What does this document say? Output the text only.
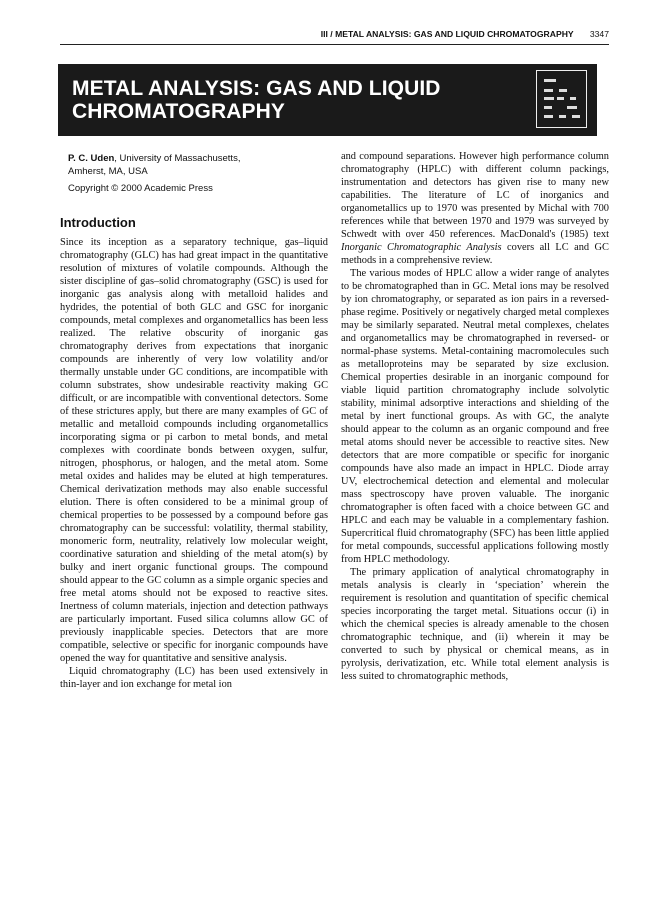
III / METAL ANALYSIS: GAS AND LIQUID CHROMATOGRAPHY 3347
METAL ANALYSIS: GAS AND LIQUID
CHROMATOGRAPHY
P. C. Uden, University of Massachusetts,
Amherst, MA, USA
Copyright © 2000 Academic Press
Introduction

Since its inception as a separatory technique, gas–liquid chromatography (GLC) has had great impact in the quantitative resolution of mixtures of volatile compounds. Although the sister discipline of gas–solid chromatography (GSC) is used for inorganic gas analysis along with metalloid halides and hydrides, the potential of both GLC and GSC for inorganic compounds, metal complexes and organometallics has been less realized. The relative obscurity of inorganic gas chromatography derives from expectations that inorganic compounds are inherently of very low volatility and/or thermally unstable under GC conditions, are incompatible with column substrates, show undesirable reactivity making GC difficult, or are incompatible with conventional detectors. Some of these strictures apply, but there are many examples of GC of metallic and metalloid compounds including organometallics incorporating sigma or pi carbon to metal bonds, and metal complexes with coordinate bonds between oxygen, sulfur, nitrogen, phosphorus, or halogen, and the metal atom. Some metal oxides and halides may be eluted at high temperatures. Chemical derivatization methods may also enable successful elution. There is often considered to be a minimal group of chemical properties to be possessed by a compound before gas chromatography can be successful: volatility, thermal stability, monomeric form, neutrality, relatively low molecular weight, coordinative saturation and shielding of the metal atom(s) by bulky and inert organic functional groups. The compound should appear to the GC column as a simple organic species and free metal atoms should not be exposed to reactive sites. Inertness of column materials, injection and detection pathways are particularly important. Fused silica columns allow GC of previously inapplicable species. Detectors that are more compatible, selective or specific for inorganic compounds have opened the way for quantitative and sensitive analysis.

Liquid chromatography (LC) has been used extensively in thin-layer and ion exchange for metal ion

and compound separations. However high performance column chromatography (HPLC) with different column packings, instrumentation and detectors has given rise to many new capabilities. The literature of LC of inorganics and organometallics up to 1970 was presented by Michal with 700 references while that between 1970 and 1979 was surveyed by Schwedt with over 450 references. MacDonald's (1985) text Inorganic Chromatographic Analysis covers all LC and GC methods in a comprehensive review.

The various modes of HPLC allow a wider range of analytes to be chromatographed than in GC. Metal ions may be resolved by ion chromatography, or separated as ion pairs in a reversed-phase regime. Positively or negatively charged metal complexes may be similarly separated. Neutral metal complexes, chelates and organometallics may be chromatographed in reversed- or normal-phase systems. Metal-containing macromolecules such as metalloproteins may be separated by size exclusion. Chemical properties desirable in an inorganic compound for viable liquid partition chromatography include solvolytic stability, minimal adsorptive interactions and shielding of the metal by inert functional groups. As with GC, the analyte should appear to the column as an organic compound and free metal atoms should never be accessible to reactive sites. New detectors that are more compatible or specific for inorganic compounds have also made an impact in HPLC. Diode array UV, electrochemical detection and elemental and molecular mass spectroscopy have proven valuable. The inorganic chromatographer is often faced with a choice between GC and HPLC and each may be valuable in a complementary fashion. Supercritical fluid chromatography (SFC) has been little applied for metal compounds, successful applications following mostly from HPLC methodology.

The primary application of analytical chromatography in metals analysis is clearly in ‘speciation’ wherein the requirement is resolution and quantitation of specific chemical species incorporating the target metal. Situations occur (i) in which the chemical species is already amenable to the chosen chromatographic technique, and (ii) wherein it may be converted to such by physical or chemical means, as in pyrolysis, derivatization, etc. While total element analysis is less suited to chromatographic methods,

Task directions: What is needed is an exact output of the records above, with every picture left out.

Task response:
What does this document say? Output the text only.
III / METAL ANALYSIS: GAS AND LIQUID CHROMATOGRAPHY 3347
METAL ANALYSIS: GAS AND LIQUID
CHROMATOGRAPHY
P. C. Uden, University of Massachusetts,
Amherst, MA, USA
Copyright © 2000 Academic Press
Introduction

Since its inception as a separatory technique, gas–liquid chromatography (GLC) has had great impact in the quantitative resolution of mixtures of volatile compounds. Although the sister discipline of gas–solid chromatography (GSC) is used for inorganic gas analysis along with metalloid halides and hydrides, the potential of both GLC and GSC for inorganic compounds, metal complexes and organometallics has been less realized. The relative obscurity of inorganic gas chromatography derives from expectations that inorganic compounds are inherently of very low volatility and/or thermally unstable under GC conditions, are incompatible with column substrates, show undesirable reactivity making GC difficult, or are incompatible with conventional detectors. Some of these strictures apply, but there are many examples of GC of metallic and metalloid compounds including organometallics incorporating sigma or pi carbon to metal bonds, and metal complexes with coordinate bonds between oxygen, sulfur, nitrogen, phosphorus, or halogen, and the metal atom. Some metal oxides and halides may be eluted at high temperatures. Chemical derivatization methods may also enable successful elution. There is often considered to be a minimal group of chemical properties to be possessed by a compound before gas chromatography can be successful: volatility, thermal stability, monomeric form, neutrality, relatively low molecular weight, coordinative saturation and shielding of the metal atom(s) by bulky and inert organic functional groups. The compound should appear to the GC column as a simple organic species and free metal atoms should not be exposed to reactive sites. Inertness of column materials, injection and detection pathways are particularly important. Fused silica columns allow GC of previously inapplicable species. Detectors that are more compatible, selective or specific for inorganic compounds have opened the way for quantitative and sensitive analysis.

Liquid chromatography (LC) has been used extensively in thin-layer and ion exchange for metal ion

and compound separations. However high performance column chromatography (HPLC) with different column packings, instrumentation and detectors has given rise to many new capabilities. The literature of LC of inorganics and organometallics up to 1970 was presented by Michal with 700 references while that between 1970 and 1979 was surveyed by Schwedt with over 450 references. MacDonald's (1985) text Inorganic Chromatographic Analysis covers all LC and GC methods in a comprehensive review.

The various modes of HPLC allow a wider range of analytes to be chromatographed than in GC. Metal ions may be resolved by ion chromatography, or separated as ion pairs in a reversed-phase regime. Positively or negatively charged metal complexes may be similarly separated. Neutral metal complexes, chelates and organometallics may be chromatographed in reversed- or normal-phase systems. Metal-containing macromolecules such as metalloproteins may be separated by size exclusion. Chemical properties desirable in an inorganic compound for viable liquid partition chromatography include solvolytic stability, minimal adsorptive interactions and shielding of the metal by inert functional groups. As with GC, the analyte should appear to the column as an organic compound and free metal atoms should never be accessible to reactive sites. New detectors that are more compatible or specific for inorganic compounds have also made an impact in HPLC. Diode array UV, electrochemical detection and elemental and molecular mass spectroscopy have proven valuable. The inorganic chromatographer is often faced with a choice between GC and HPLC and each may be valuable in a complementary fashion. Supercritical fluid chromatography (SFC) has been little applied for metal compounds, successful applications following mostly from HPLC methodology.

The primary application of analytical chromatography in metals analysis is clearly in ‘speciation’ wherein the requirement is resolution and quantitation of specific chemical species incorporating the target metal. Situations occur (i) in which the chemical species is already amenable to the chosen chromatographic technique, and (ii) wherein it may be converted to such by physical or chemical means, as in pyrolysis, derivatization, etc. While total element analysis is less suited to chromatographic methods,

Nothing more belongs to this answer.